__ЗАДАНИЕ__
Перескажите короче абзац текста о Туманяне, начинающийся словами «Скорбные мотивы в „Четверостишиях“», сохранив его основные факты.

----- ТЕКСТ ДЛЯ ЧТЕНИЯ

Уйдет и это вдруг, подымем чару!
Жизнь, как струя, звеня, прольется в мире.
Спеши, нам недосуг, подымем чару!
(Пер. Т. Спендиарова)
В «Четверостишиях» нашли выражение и социальные воззрения Туманяна. Он мечтает о «тихом уголке, безмятежном сне младенца, спокойном и мирном существовании человечества». В них выступает и образ народного певца, тесно связанного с массами. Они раскрывают богатый душевный мир, благородное сердце поэта-гражданина:
Пускаться в бегство? Тщетный труд,—
Я связан тысячами пут:
Со всеми вместе я живу,
За всех душой страдаю тут.
Я от многого сгорал,
Я сгорал, огнем я стал,
Стал огнем и свет давал,
Свет давая, угасал.
(Пер. О. Румер)
Временами Туманяну казалось, что он сделал немного, что он напрасно потерял и время и энергию. Он жаловался, что нет простора для развития творческой мысли, нет чувства внутреннего удовлетворения и каждый день приходится ожидать, что жизнь изменится.
Но народный поэт, так твердо стоявший на земле, так сильно любивший жизнь, не мог впасть в безнадежный пессимизм.
Скорбные мотивы в «Четверостишиях» совсем не характерны для оптимистического и жизнеутверждающего творчества Туманяна. Поэт обладал большой силой внутреннего мужества. В нем было развито живущее в сознании народных масс здоровое чувство оптимизма. «Поднялась буря, – писал он в гнетущие дни империалистической войны, – за тяжелым чувством последовали страшные потрясения и смятение, но и это пройдет, вновь взойдет яркое солнце и улыбнется мирный день… После нынешней войны с невиданной силой и глубиной встанет проблема мира во всем мире…»

----------
----- ИСХОДНЫЕ ЗАПИСИ

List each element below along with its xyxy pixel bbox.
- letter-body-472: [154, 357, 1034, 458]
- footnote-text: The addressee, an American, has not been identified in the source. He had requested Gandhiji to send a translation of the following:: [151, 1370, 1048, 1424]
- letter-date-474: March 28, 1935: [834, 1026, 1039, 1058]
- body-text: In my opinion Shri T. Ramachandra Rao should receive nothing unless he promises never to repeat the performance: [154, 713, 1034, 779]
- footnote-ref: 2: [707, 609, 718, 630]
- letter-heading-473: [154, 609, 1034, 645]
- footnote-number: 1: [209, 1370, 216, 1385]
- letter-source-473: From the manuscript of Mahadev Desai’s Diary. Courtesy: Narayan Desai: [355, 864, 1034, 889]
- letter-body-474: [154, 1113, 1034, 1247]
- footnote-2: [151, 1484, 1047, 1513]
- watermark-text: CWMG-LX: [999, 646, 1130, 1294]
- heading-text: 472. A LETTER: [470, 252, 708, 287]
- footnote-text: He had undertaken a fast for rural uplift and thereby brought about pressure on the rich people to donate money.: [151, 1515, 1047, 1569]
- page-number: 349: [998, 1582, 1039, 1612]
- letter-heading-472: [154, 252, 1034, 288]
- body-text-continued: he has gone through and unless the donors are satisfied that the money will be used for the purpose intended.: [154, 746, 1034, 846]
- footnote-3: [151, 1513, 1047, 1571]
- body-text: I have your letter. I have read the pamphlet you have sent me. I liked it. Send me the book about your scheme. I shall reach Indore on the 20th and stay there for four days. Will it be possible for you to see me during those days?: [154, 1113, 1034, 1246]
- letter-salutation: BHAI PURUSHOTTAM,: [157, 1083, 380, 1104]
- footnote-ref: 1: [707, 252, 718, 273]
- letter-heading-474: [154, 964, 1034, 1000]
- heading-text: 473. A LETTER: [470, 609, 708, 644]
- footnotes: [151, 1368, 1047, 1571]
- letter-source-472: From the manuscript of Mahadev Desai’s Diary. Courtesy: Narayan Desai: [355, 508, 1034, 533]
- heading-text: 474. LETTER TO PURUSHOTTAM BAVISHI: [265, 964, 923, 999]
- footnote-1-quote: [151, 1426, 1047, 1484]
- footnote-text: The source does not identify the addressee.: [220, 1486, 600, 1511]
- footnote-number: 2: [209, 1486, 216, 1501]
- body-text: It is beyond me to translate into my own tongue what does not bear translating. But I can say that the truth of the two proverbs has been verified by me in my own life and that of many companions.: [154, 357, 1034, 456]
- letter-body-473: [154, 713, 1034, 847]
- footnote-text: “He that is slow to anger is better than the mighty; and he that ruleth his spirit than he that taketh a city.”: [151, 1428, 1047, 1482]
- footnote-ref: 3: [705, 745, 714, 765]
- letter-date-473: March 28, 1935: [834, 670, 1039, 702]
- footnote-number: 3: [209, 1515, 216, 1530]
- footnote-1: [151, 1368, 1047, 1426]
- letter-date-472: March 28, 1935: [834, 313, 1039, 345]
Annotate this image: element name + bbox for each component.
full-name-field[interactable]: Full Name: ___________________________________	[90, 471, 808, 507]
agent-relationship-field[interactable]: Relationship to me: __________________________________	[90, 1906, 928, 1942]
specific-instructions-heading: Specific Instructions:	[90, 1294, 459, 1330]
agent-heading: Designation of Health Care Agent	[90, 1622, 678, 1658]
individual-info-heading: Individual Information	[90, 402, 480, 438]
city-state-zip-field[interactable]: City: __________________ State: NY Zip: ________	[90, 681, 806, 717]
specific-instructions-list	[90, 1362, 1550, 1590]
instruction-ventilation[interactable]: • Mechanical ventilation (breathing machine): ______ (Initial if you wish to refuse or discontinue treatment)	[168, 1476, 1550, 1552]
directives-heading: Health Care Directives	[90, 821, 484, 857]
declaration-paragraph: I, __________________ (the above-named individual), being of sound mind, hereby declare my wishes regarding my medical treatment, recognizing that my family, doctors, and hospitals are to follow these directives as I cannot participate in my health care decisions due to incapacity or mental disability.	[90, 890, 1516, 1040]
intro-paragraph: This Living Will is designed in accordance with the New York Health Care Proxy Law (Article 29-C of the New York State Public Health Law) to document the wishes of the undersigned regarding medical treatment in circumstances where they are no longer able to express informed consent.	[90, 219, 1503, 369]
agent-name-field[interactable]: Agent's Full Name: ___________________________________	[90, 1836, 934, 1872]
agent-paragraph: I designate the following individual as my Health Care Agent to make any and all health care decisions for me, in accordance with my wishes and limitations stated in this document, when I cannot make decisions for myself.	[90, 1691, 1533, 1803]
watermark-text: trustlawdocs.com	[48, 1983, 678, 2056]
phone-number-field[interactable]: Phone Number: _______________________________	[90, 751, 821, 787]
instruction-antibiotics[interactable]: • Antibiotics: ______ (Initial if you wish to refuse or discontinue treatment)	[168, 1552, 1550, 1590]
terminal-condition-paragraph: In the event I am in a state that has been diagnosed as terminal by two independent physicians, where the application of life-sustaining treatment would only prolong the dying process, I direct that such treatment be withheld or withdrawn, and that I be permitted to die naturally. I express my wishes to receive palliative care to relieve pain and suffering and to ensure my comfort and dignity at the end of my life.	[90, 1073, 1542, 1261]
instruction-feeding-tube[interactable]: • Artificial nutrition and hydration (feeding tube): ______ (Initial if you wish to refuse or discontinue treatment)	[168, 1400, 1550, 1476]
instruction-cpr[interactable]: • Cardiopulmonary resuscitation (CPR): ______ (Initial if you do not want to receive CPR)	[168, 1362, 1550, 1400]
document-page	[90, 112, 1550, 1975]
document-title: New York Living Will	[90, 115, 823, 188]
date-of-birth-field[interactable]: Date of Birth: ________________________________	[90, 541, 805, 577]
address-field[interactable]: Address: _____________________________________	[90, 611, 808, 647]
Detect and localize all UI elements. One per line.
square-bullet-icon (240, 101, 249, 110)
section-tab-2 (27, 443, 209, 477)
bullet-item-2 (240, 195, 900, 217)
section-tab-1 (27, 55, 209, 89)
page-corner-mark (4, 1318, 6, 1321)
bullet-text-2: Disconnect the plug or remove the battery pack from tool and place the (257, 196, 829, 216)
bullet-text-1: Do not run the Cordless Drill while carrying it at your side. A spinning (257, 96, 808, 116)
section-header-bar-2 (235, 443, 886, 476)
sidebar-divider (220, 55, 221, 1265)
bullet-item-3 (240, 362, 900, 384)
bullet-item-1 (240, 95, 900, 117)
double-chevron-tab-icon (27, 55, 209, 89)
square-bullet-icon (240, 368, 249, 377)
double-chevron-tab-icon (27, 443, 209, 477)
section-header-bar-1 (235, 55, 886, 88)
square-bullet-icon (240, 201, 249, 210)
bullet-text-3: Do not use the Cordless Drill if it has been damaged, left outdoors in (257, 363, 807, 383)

----------

__ОТВЕТ__
Скорбные мотивы в «Четверостишиях» нехарактерны для оптимистического и жизнеутверждающего творчества Туманяна. Поэт обладал большим внутренним мужеством и здоровым оптимизмом, живущим в сознании народных масс. В гнетущие дни империалистической войны он писал, что буря и потрясения пройдут и вновь настанет мирный день. По его словам, после войны с невиданной силой встанет проблема мира во всем мире.